== Supplied records
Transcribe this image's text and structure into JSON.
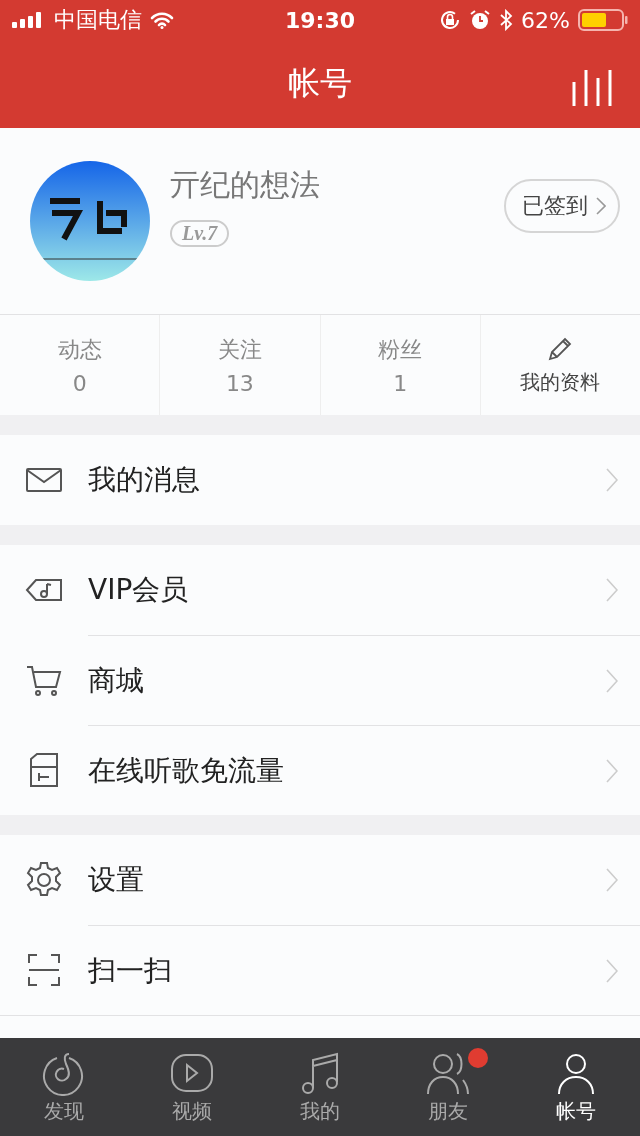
{
  "status_bar": {
    "carrier": "中国电信",
    "time": "19:30",
    "battery": "62%"
  },
  "header": {
    "title": "帐号"
  },
  "profile": {
    "name": "亓纪的想法",
    "level": "Lv.7",
    "checkin": "已签到"
  },
  "stats": [
    {
      "label": "动态",
      "value": "0"
    },
    {
      "label": "关注",
      "value": "13"
    },
    {
      "label": "粉丝",
      "value": "1"
    }
  ],
  "edit_profile": "我的资料",
  "menu_groups": [
    [
      {
        "kind": "mail",
        "label": "我的消息"
      }
    ],
    [
      {
        "kind": "vip",
        "label": "VIP会员"
      },
      {
        "kind": "cart",
        "label": "商城"
      },
      {
        "kind": "sim",
        "label": "在线听歌免流量"
      }
    ],
    [
      {
        "kind": "gear",
        "label": "设置"
      },
      {
        "kind": "scan",
        "label": "扫一扫"
      }
    ]
  ],
  "tabs": [
    {
      "kind": "discover",
      "label": "发现",
      "selected": false,
      "badge": false
    },
    {
      "kind": "video",
      "label": "视频",
      "selected": false,
      "badge": false
    },
    {
      "kind": "music",
      "label": "我的",
      "selected": false,
      "badge": false
    },
    {
      "kind": "friends",
      "label": "朋友",
      "selected": false,
      "badge": true
    },
    {
      "kind": "account",
      "label": "帐号",
      "selected": true,
      "badge": false
    }
  ]
}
====
Exercise goal
Without the pictures, output the full listing exactly as it stands.

Answer to this problem
Transcribe this image's text and structure into JSON.
{
  "status_bar": {
    "carrier": "中国电信",
    "time": "19:30",
    "battery": "62%"
  },
  "header": {
    "title": "帐号"
  },
  "profile": {
    "name": "亓纪的想法",
    "level": "Lv.7",
    "checkin": "已签到"
  },
  "stats": [
    {
      "label": "动态",
      "value": "0"
    },
    {
      "label": "关注",
      "value": "13"
    },
    {
      "label": "粉丝",
      "value": "1"
    }
  ],
  "edit_profile": "我的资料",
  "menu_groups": [
    [
      {
        "kind": "mail",
        "label": "我的消息"
      }
    ],
    [
      {
        "kind": "vip",
        "label": "VIP会员"
      },
      {
        "kind": "cart",
        "label": "商城"
      },
      {
        "kind": "sim",
        "label": "在线听歌免流量"
      }
    ],
    [
      {
        "kind": "gear",
        "label": "设置"
      },
      {
        "kind": "scan",
        "label": "扫一扫"
      }
    ]
  ],
  "tabs": [
    {
      "kind": "discover",
      "label": "发现",
      "selected": false,
      "badge": false
    },
    {
      "kind": "video",
      "label": "视频",
      "selected": false,
      "badge": false
    },
    {
      "kind": "music",
      "label": "我的",
      "selected": false,
      "badge": false
    },
    {
      "kind": "friends",
      "label": "朋友",
      "selected": false,
      "badge": true
    },
    {
      "kind": "account",
      "label": "帐号",
      "selected": true,
      "badge": false
    }
  ]
}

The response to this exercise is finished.